Figure record extracts
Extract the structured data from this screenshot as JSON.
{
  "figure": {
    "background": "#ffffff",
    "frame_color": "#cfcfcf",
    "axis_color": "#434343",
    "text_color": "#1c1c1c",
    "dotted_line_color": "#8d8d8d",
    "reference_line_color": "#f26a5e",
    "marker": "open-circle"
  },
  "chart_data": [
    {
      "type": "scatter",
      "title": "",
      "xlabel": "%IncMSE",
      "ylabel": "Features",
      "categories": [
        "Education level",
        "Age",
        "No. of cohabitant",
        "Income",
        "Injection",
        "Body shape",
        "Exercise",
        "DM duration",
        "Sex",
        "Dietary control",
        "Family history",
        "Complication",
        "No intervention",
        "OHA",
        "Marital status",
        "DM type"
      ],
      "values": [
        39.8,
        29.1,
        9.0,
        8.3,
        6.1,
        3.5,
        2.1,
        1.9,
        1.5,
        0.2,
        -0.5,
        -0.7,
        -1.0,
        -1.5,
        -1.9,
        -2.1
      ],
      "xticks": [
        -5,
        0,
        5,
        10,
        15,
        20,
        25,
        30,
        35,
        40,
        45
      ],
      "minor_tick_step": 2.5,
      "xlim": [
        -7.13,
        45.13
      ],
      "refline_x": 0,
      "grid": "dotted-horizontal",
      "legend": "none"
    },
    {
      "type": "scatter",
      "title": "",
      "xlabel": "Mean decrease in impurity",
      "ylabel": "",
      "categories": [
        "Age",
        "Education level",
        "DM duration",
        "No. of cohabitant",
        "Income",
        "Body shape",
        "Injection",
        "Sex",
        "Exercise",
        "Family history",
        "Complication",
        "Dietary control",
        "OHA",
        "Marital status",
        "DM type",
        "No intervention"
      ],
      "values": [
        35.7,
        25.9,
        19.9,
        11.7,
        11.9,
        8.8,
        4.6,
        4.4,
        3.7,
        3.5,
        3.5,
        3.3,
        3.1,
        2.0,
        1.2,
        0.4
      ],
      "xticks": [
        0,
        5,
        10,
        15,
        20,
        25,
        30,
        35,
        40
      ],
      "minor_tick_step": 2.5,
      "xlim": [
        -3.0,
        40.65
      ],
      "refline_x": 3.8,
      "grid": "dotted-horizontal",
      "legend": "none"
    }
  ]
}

__Exercise details__. Reproduce every line of the material above exactly.

__Task output__.
Extract the structured data from this screenshot as JSON.
{
  "figure": {
    "background": "#ffffff",
    "frame_color": "#cfcfcf",
    "axis_color": "#434343",
    "text_color": "#1c1c1c",
    "dotted_line_color": "#8d8d8d",
    "reference_line_color": "#f26a5e",
    "marker": "open-circle"
  },
  "chart_data": [
    {
      "type": "scatter",
      "title": "",
      "xlabel": "%IncMSE",
      "ylabel": "Features",
      "categories": [
        "Education level",
        "Age",
        "No. of cohabitant",
        "Income",
        "Injection",
        "Body shape",
        "Exercise",
        "DM duration",
        "Sex",
        "Dietary control",
        "Family history",
        "Complication",
        "No intervention",
        "OHA",
        "Marital status",
        "DM type"
      ],
      "values": [
        39.8,
        29.1,
        9.0,
        8.3,
        6.1,
        3.5,
        2.1,
        1.9,
        1.5,
        0.2,
        -0.5,
        -0.7,
        -1.0,
        -1.5,
        -1.9,
        -2.1
      ],
      "xticks": [
        -5,
        0,
        5,
        10,
        15,
        20,
        25,
        30,
        35,
        40,
        45
      ],
      "minor_tick_step": 2.5,
      "xlim": [
        -7.13,
        45.13
      ],
      "refline_x": 0,
      "grid": "dotted-horizontal",
      "legend": "none"
    },
    {
      "type": "scatter",
      "title": "",
      "xlabel": "Mean decrease in impurity",
      "ylabel": "",
      "categories": [
        "Age",
        "Education level",
        "DM duration",
        "No. of cohabitant",
        "Income",
        "Body shape",
        "Injection",
        "Sex",
        "Exercise",
        "Family history",
        "Complication",
        "Dietary control",
        "OHA",
        "Marital status",
        "DM type",
        "No intervention"
      ],
      "values": [
        35.7,
        25.9,
        19.9,
        11.7,
        11.9,
        8.8,
        4.6,
        4.4,
        3.7,
        3.5,
        3.5,
        3.3,
        3.1,
        2.0,
        1.2,
        0.4
      ],
      "xticks": [
        0,
        5,
        10,
        15,
        20,
        25,
        30,
        35,
        40
      ],
      "minor_tick_step": 2.5,
      "xlim": [
        -3.0,
        40.65
      ],
      "refline_x": 3.8,
      "grid": "dotted-horizontal",
      "legend": "none"
    }
  ]
}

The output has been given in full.